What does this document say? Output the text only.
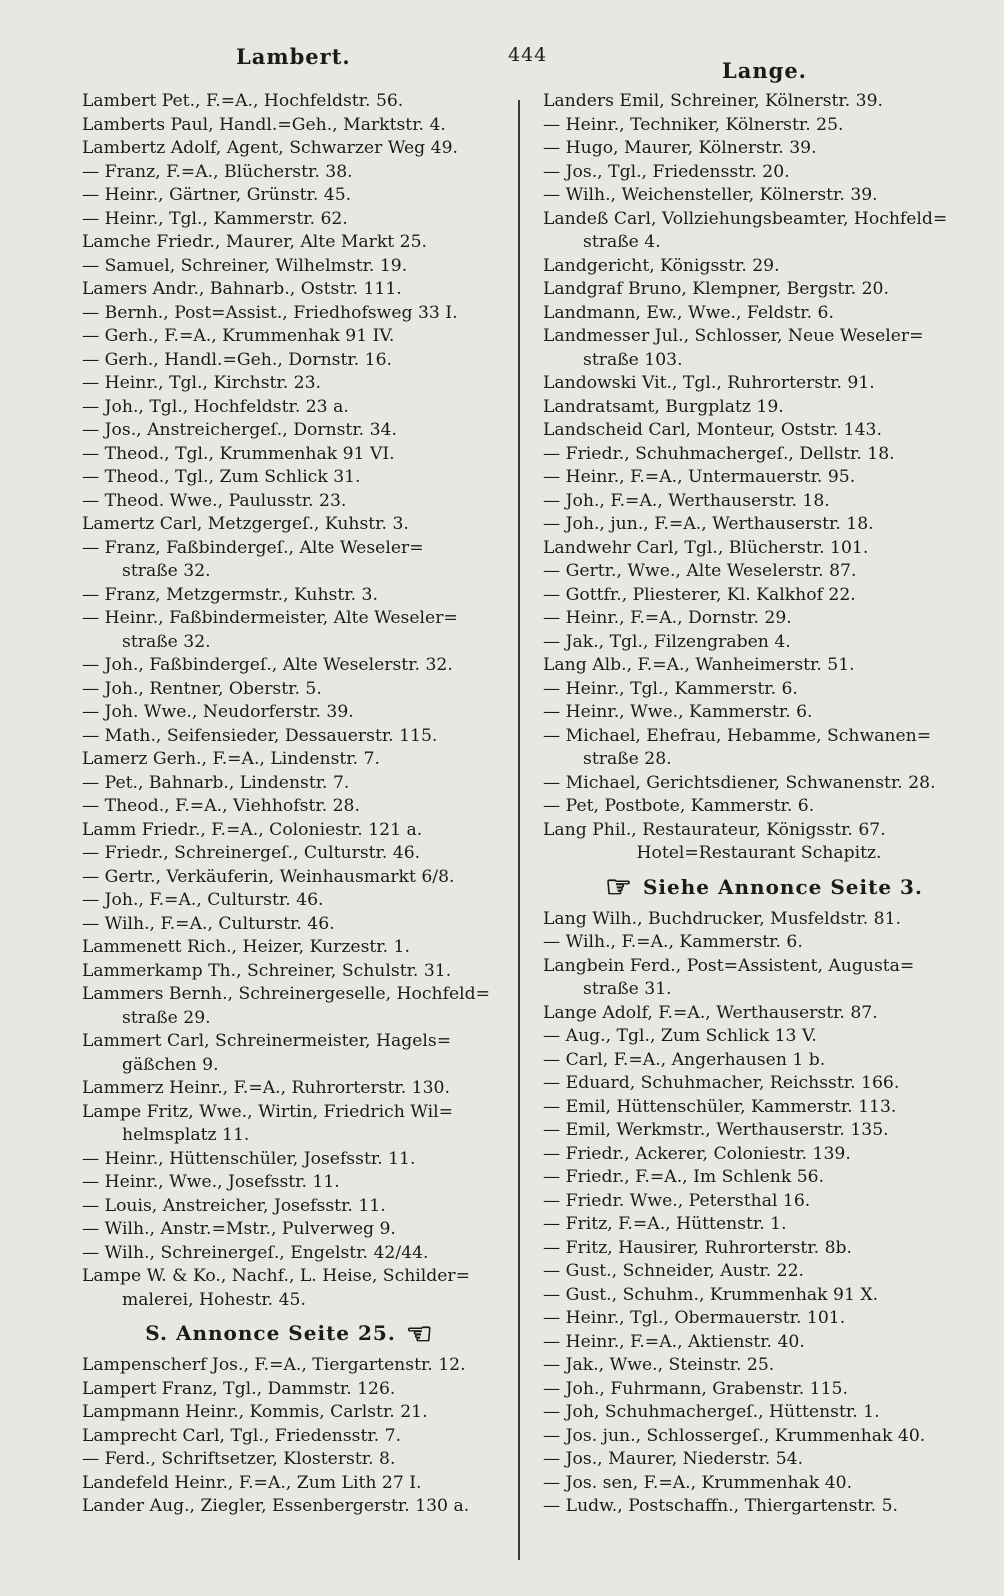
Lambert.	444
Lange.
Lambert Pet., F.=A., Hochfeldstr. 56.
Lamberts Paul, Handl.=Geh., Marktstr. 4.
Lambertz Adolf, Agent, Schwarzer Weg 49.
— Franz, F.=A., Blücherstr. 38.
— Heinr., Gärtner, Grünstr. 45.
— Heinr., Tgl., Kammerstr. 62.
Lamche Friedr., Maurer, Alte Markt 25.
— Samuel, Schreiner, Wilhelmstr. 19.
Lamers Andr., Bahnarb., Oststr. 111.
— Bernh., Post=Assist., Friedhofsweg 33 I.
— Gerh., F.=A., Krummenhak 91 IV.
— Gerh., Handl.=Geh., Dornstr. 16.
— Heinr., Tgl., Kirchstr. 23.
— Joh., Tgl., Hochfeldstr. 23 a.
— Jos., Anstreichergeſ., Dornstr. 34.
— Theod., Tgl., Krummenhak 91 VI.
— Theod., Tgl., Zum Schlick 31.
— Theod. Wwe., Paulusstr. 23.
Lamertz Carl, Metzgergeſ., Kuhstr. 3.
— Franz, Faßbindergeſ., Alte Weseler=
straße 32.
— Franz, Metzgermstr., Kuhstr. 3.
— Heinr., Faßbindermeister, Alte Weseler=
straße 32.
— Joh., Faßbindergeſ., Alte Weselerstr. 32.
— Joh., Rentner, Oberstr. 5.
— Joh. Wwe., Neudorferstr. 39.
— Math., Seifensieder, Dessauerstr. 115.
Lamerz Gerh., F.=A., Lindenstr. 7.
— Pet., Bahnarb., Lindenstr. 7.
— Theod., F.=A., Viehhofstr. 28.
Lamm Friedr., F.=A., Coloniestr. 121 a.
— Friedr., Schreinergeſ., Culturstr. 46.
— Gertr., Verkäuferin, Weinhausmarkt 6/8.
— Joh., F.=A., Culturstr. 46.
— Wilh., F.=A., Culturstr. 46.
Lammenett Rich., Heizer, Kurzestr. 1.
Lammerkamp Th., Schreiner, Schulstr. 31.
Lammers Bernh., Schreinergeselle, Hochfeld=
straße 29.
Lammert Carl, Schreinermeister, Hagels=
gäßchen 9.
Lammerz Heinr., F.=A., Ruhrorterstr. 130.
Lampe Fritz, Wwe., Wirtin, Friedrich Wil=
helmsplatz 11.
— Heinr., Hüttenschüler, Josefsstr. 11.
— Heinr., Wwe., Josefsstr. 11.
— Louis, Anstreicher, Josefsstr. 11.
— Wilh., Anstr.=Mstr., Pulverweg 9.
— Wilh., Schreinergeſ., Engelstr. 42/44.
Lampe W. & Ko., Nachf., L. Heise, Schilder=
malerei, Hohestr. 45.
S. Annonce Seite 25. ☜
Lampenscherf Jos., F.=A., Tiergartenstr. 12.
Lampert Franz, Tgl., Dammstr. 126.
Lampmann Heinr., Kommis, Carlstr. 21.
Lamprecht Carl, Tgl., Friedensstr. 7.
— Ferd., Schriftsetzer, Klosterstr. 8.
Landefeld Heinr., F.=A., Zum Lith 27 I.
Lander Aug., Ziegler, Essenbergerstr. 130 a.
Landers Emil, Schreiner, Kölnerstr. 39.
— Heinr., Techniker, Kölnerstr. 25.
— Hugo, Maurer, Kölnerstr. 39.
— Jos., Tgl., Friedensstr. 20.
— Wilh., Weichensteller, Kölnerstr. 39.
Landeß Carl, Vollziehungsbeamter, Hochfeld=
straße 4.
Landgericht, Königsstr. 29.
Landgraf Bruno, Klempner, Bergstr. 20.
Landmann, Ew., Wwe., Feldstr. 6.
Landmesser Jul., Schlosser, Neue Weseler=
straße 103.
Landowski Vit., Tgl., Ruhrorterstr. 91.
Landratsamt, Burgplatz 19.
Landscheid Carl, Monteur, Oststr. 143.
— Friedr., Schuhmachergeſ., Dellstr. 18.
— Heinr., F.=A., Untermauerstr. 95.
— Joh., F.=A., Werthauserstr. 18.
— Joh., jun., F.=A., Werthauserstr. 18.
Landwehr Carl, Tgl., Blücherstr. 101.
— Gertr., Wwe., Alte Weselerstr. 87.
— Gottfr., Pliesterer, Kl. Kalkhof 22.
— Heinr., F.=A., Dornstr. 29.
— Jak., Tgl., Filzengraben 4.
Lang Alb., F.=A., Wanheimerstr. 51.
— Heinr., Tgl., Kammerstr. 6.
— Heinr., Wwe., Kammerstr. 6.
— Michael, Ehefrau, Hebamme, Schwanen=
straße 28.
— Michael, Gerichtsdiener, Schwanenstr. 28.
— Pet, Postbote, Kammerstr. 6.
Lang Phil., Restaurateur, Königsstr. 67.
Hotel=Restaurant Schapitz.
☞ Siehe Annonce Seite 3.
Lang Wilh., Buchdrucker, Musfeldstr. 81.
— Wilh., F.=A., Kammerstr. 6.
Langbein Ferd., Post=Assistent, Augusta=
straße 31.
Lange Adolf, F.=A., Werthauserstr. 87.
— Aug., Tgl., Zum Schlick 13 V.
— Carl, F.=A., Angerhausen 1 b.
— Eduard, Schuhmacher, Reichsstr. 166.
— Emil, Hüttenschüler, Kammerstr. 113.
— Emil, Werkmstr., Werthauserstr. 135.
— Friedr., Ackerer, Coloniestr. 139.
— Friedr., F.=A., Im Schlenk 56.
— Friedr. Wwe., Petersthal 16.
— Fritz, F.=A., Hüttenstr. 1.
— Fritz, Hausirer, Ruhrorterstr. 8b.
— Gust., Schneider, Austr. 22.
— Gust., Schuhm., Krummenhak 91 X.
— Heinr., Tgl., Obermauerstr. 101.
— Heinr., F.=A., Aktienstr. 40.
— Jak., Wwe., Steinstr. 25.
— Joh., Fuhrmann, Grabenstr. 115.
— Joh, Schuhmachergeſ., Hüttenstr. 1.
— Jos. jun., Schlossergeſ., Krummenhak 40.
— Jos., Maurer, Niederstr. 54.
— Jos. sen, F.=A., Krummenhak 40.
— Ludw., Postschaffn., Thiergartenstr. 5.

━━━━━━━━━━━━━━━━━━━━━━━━━━━━━━

Please repeat the entries exactly. Do not include the pictures.

What does this document say? Output the text only.
Lambert.	444
Lange.
Lambert Pet., F.=A., Hochfeldstr. 56.
Lamberts Paul, Handl.=Geh., Marktstr. 4.
Lambertz Adolf, Agent, Schwarzer Weg 49.
— Franz, F.=A., Blücherstr. 38.
— Heinr., Gärtner, Grünstr. 45.
— Heinr., Tgl., Kammerstr. 62.
Lamche Friedr., Maurer, Alte Markt 25.
— Samuel, Schreiner, Wilhelmstr. 19.
Lamers Andr., Bahnarb., Oststr. 111.
— Bernh., Post=Assist., Friedhofsweg 33 I.
— Gerh., F.=A., Krummenhak 91 IV.
— Gerh., Handl.=Geh., Dornstr. 16.
— Heinr., Tgl., Kirchstr. 23.
— Joh., Tgl., Hochfeldstr. 23 a.
— Jos., Anstreichergeſ., Dornstr. 34.
— Theod., Tgl., Krummenhak 91 VI.
— Theod., Tgl., Zum Schlick 31.
— Theod. Wwe., Paulusstr. 23.
Lamertz Carl, Metzgergeſ., Kuhstr. 3.
— Franz, Faßbindergeſ., Alte Weseler=
straße 32.
— Franz, Metzgermstr., Kuhstr. 3.
— Heinr., Faßbindermeister, Alte Weseler=
straße 32.
— Joh., Faßbindergeſ., Alte Weselerstr. 32.
— Joh., Rentner, Oberstr. 5.
— Joh. Wwe., Neudorferstr. 39.
— Math., Seifensieder, Dessauerstr. 115.
Lamerz Gerh., F.=A., Lindenstr. 7.
— Pet., Bahnarb., Lindenstr. 7.
— Theod., F.=A., Viehhofstr. 28.
Lamm Friedr., F.=A., Coloniestr. 121 a.
— Friedr., Schreinergeſ., Culturstr. 46.
— Gertr., Verkäuferin, Weinhausmarkt 6/8.
— Joh., F.=A., Culturstr. 46.
— Wilh., F.=A., Culturstr. 46.
Lammenett Rich., Heizer, Kurzestr. 1.
Lammerkamp Th., Schreiner, Schulstr. 31.
Lammers Bernh., Schreinergeselle, Hochfeld=
straße 29.
Lammert Carl, Schreinermeister, Hagels=
gäßchen 9.
Lammerz Heinr., F.=A., Ruhrorterstr. 130.
Lampe Fritz, Wwe., Wirtin, Friedrich Wil=
helmsplatz 11.
— Heinr., Hüttenschüler, Josefsstr. 11.
— Heinr., Wwe., Josefsstr. 11.
— Louis, Anstreicher, Josefsstr. 11.
— Wilh., Anstr.=Mstr., Pulverweg 9.
— Wilh., Schreinergeſ., Engelstr. 42/44.
Lampe W. & Ko., Nachf., L. Heise, Schilder=
malerei, Hohestr. 45.
S. Annonce Seite 25. ☜
Lampenscherf Jos., F.=A., Tiergartenstr. 12.
Lampert Franz, Tgl., Dammstr. 126.
Lampmann Heinr., Kommis, Carlstr. 21.
Lamprecht Carl, Tgl., Friedensstr. 7.
— Ferd., Schriftsetzer, Klosterstr. 8.
Landefeld Heinr., F.=A., Zum Lith 27 I.
Lander Aug., Ziegler, Essenbergerstr. 130 a.
Landers Emil, Schreiner, Kölnerstr. 39.
— Heinr., Techniker, Kölnerstr. 25.
— Hugo, Maurer, Kölnerstr. 39.
— Jos., Tgl., Friedensstr. 20.
— Wilh., Weichensteller, Kölnerstr. 39.
Landeß Carl, Vollziehungsbeamter, Hochfeld=
straße 4.
Landgericht, Königsstr. 29.
Landgraf Bruno, Klempner, Bergstr. 20.
Landmann, Ew., Wwe., Feldstr. 6.
Landmesser Jul., Schlosser, Neue Weseler=
straße 103.
Landowski Vit., Tgl., Ruhrorterstr. 91.
Landratsamt, Burgplatz 19.
Landscheid Carl, Monteur, Oststr. 143.
— Friedr., Schuhmachergeſ., Dellstr. 18.
— Heinr., F.=A., Untermauerstr. 95.
— Joh., F.=A., Werthauserstr. 18.
— Joh., jun., F.=A., Werthauserstr. 18.
Landwehr Carl, Tgl., Blücherstr. 101.
— Gertr., Wwe., Alte Weselerstr. 87.
— Gottfr., Pliesterer, Kl. Kalkhof 22.
— Heinr., F.=A., Dornstr. 29.
— Jak., Tgl., Filzengraben 4.
Lang Alb., F.=A., Wanheimerstr. 51.
— Heinr., Tgl., Kammerstr. 6.
— Heinr., Wwe., Kammerstr. 6.
— Michael, Ehefrau, Hebamme, Schwanen=
straße 28.
— Michael, Gerichtsdiener, Schwanenstr. 28.
— Pet, Postbote, Kammerstr. 6.
Lang Phil., Restaurateur, Königsstr. 67.
Hotel=Restaurant Schapitz.
☞ Siehe Annonce Seite 3.
Lang Wilh., Buchdrucker, Musfeldstr. 81.
— Wilh., F.=A., Kammerstr. 6.
Langbein Ferd., Post=Assistent, Augusta=
straße 31.
Lange Adolf, F.=A., Werthauserstr. 87.
— Aug., Tgl., Zum Schlick 13 V.
— Carl, F.=A., Angerhausen 1 b.
— Eduard, Schuhmacher, Reichsstr. 166.
— Emil, Hüttenschüler, Kammerstr. 113.
— Emil, Werkmstr., Werthauserstr. 135.
— Friedr., Ackerer, Coloniestr. 139.
— Friedr., F.=A., Im Schlenk 56.
— Friedr. Wwe., Petersthal 16.
— Fritz, F.=A., Hüttenstr. 1.
— Fritz, Hausirer, Ruhrorterstr. 8b.
— Gust., Schneider, Austr. 22.
— Gust., Schuhm., Krummenhak 91 X.
— Heinr., Tgl., Obermauerstr. 101.
— Heinr., F.=A., Aktienstr. 40.
— Jak., Wwe., Steinstr. 25.
— Joh., Fuhrmann, Grabenstr. 115.
— Joh, Schuhmachergeſ., Hüttenstr. 1.
— Jos. jun., Schlossergeſ., Krummenhak 40.
— Jos., Maurer, Niederstr. 54.
— Jos. sen, F.=A., Krummenhak 40.
— Ludw., Postschaffn., Thiergartenstr. 5.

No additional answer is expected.